**PROBLEM TO SOLVE**
Comb the records below for the string "科学精神" and copy each line where it turns up.

Records from a data source
--

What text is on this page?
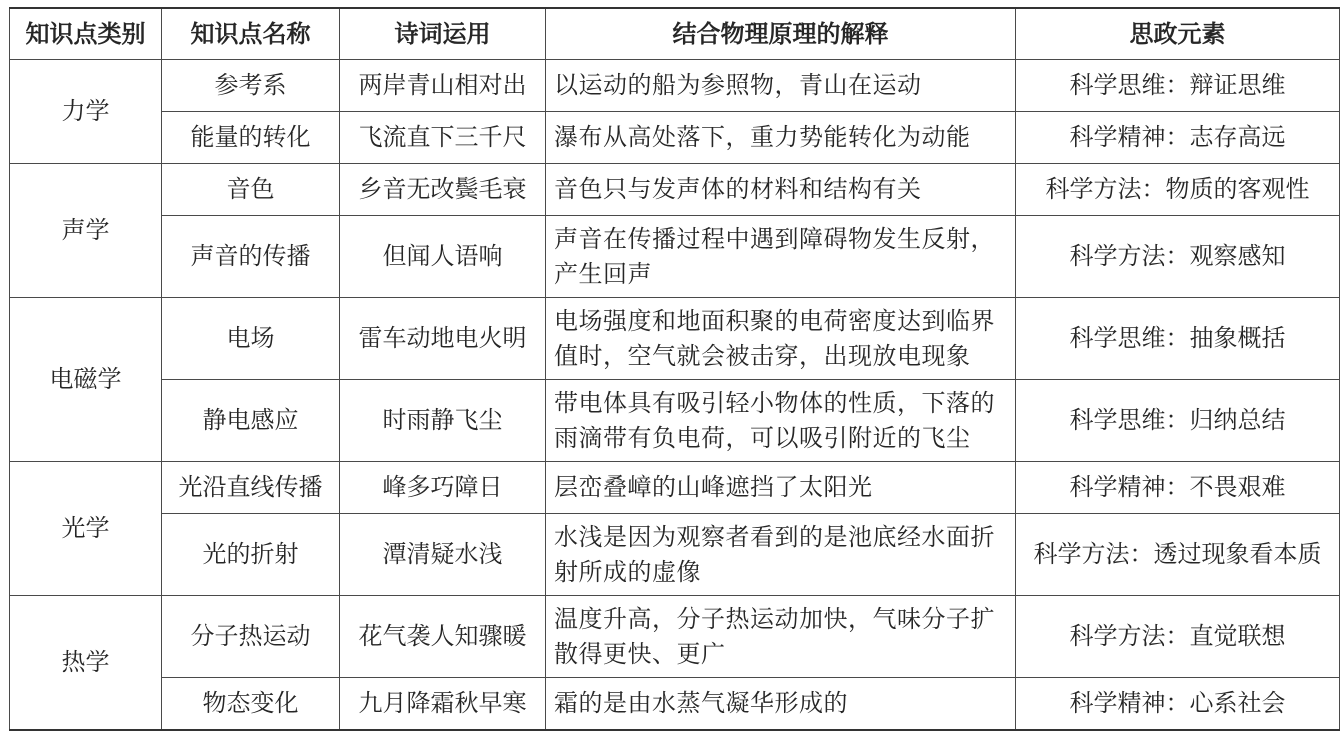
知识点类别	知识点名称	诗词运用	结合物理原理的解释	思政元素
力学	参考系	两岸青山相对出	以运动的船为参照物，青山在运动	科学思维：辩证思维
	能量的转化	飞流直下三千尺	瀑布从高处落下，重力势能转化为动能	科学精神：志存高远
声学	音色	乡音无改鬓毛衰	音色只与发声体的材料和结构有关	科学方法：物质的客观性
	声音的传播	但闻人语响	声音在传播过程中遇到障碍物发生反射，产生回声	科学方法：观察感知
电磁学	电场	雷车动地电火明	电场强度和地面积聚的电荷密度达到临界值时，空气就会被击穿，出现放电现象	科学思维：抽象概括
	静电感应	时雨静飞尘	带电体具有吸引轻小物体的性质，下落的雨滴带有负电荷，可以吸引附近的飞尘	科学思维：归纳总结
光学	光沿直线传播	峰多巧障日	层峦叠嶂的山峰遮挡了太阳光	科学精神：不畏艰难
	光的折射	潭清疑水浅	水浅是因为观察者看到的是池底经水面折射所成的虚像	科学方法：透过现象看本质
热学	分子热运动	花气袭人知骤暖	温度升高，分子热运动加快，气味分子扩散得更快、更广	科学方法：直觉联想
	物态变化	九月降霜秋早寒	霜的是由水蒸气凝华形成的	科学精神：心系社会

--

**TASK OUTPUT**
	能量的转化	飞流直下三千尺	瀑布从高处落下，重力势能转化为动能	科学精神：志存高远
光学	光沿直线传播	峰多巧障日	层峦叠嶂的山峰遮挡了太阳光	科学精神：不畏艰难
	物态变化	九月降霜秋早寒	霜的是由水蒸气凝华形成的	科学精神：心系社会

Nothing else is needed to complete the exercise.